> _PASSAGE AFFICHÉ_
Un travail tranquille auprès du patron de l’Agence Havas, Edouard Lebey, lui laisse pourtant une liberté qu’il pourrait mettre à profit pour publier. Non, rien ne sort. Il en devient ironique :  » Une auréole inclassable de non production me rend le plus authentique des génies. Que peut-on comparer à ce que je n’ai point fait – et encore mieux à ce que je n’ai nulle intention de faire ? »

Et pourtant, chaque nuit, sa plume court sur le papier, alerte, prolongement d’un esprit vif, d’une immense culture, d’une réflexion aiguisée sur la vie, notre époque ou le monde des arts et des lettres.

Je prends quelques pages que me laisse brièvement déchiffrer Paul. Je tombe sur cet aphorisme :  » Il fallait être Newton pour apercevoir que la lune tombe, quand tout le monde voit bien qu’elle ne tombe pas » . Plus loin, je prononce à voix basse :  » Un objet, un jour, ne tomba pas. Il demeura seul de son espèce, suspendu à un mètre du sol. Personne n’y comprend rien. On construisit un temple autour de lui.  »

> _TÂCHES_
1. Réponds à ces questions sur le passage affiché :
(a) Comment s'appelle le patron de l'Agence Havas ?
(b) À quel moment sa plume court-elle sur le papier ?
(c) Qui laisse brièvement déchiffrer quelques pages ?
2. Reproduis à l'identique les lignes des données enregistrées, de la toute première jusqu'à celle qui contient « navy-circle-bottom-right <box>930 935 », ces deux lignes comprises.

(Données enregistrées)
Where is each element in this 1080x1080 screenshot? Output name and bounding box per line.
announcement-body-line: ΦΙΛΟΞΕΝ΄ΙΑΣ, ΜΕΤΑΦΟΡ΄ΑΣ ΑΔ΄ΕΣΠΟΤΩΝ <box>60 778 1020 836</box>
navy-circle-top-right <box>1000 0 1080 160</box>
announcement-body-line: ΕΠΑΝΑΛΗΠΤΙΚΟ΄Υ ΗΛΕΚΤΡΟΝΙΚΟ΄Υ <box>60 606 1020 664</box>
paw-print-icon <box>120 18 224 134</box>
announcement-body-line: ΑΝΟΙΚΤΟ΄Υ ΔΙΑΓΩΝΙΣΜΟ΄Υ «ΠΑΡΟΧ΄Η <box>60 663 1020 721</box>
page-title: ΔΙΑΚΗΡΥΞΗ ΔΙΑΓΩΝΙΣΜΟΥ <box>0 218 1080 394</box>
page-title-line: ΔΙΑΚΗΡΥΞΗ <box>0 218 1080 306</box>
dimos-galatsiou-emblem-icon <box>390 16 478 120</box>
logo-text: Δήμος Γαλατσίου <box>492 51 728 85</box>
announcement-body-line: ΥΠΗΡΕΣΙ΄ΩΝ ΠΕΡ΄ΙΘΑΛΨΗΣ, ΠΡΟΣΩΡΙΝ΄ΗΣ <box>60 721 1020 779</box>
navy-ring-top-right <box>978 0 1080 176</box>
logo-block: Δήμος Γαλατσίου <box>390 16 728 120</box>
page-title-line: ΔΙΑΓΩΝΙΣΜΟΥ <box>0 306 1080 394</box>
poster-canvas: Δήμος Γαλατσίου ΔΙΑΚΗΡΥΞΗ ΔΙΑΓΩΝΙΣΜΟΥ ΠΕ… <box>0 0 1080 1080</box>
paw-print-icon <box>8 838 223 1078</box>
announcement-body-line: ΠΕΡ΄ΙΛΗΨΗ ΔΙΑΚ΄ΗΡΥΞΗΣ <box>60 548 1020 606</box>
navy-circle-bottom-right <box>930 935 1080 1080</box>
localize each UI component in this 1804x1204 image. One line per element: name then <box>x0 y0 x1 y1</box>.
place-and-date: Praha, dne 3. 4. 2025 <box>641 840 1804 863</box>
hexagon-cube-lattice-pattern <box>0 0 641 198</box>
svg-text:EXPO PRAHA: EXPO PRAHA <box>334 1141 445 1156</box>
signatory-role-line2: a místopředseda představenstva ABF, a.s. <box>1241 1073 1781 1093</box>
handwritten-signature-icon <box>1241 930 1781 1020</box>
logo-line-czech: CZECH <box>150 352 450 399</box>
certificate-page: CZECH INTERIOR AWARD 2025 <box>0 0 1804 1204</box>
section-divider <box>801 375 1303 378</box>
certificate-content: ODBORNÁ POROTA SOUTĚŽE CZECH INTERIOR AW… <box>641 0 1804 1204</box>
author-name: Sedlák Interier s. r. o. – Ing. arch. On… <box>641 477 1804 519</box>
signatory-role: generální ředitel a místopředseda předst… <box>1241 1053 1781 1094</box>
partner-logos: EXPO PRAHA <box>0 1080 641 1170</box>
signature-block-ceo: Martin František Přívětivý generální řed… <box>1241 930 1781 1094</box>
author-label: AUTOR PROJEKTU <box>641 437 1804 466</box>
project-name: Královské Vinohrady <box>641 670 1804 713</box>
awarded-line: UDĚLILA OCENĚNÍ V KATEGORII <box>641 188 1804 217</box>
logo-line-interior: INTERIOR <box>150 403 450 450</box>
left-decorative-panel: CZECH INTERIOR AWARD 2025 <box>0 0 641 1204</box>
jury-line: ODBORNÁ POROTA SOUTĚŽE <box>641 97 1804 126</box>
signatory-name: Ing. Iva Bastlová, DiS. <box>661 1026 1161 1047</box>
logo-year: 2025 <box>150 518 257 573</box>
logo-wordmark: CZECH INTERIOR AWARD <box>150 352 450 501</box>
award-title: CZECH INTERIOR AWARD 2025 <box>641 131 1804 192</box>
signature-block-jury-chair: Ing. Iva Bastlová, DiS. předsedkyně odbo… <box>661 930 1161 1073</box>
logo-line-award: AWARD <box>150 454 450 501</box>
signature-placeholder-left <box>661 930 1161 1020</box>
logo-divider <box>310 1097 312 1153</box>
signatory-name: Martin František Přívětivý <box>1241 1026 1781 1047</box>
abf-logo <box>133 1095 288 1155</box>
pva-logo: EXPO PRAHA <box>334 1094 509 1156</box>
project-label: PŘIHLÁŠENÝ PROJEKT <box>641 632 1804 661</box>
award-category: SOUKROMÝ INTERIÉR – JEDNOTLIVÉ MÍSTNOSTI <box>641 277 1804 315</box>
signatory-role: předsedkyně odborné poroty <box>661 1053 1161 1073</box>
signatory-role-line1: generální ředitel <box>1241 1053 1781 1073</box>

> _RÉSULTATS DES EXERCICES_
1.
(a) Edouard Lebey.
(b) Chaque nuit.
(c) Paul.

2.
Where is each element in this 1080x1080 screenshot? Output name and bounding box per line.
announcement-body-line: ΦΙΛΟΞΕΝ΄ΙΑΣ, ΜΕΤΑΦΟΡ΄ΑΣ ΑΔ΄ΕΣΠΟΤΩΝ <box>60 778 1020 836</box>
navy-circle-top-right <box>1000 0 1080 160</box>
announcement-body-line: ΕΠΑΝΑΛΗΠΤΙΚΟ΄Υ ΗΛΕΚΤΡΟΝΙΚΟ΄Υ <box>60 606 1020 664</box>
paw-print-icon <box>120 18 224 134</box>
announcement-body-line: ΑΝΟΙΚΤΟ΄Υ ΔΙΑΓΩΝΙΣΜΟ΄Υ «ΠΑΡΟΧ΄Η <box>60 663 1020 721</box>
page-title: ΔΙΑΚΗΡΥΞΗ ΔΙΑΓΩΝΙΣΜΟΥ <box>0 218 1080 394</box>
page-title-line: ΔΙΑΚΗΡΥΞΗ <box>0 218 1080 306</box>
dimos-galatsiou-emblem-icon <box>390 16 478 120</box>
logo-text: Δήμος Γαλατσίου <box>492 51 728 85</box>
announcement-body-line: ΥΠΗΡΕΣΙ΄ΩΝ ΠΕΡ΄ΙΘΑΛΨΗΣ, ΠΡΟΣΩΡΙΝ΄ΗΣ <box>60 721 1020 779</box>
navy-ring-top-right <box>978 0 1080 176</box>
logo-block: Δήμος Γαλατσίου <box>390 16 728 120</box>
page-title-line: ΔΙΑΓΩΝΙΣΜΟΥ <box>0 306 1080 394</box>
poster-canvas: Δήμος Γαλατσίου ΔΙΑΚΗΡΥΞΗ ΔΙΑΓΩΝΙΣΜΟΥ ΠΕ… <box>0 0 1080 1080</box>
paw-print-icon <box>8 838 223 1078</box>
announcement-body-line: ΠΕΡ΄ΙΛΗΨΗ ΔΙΑΚ΄ΗΡΥΞΗΣ <box>60 548 1020 606</box>
navy-circle-bottom-right <box>930 935 1080 1080</box>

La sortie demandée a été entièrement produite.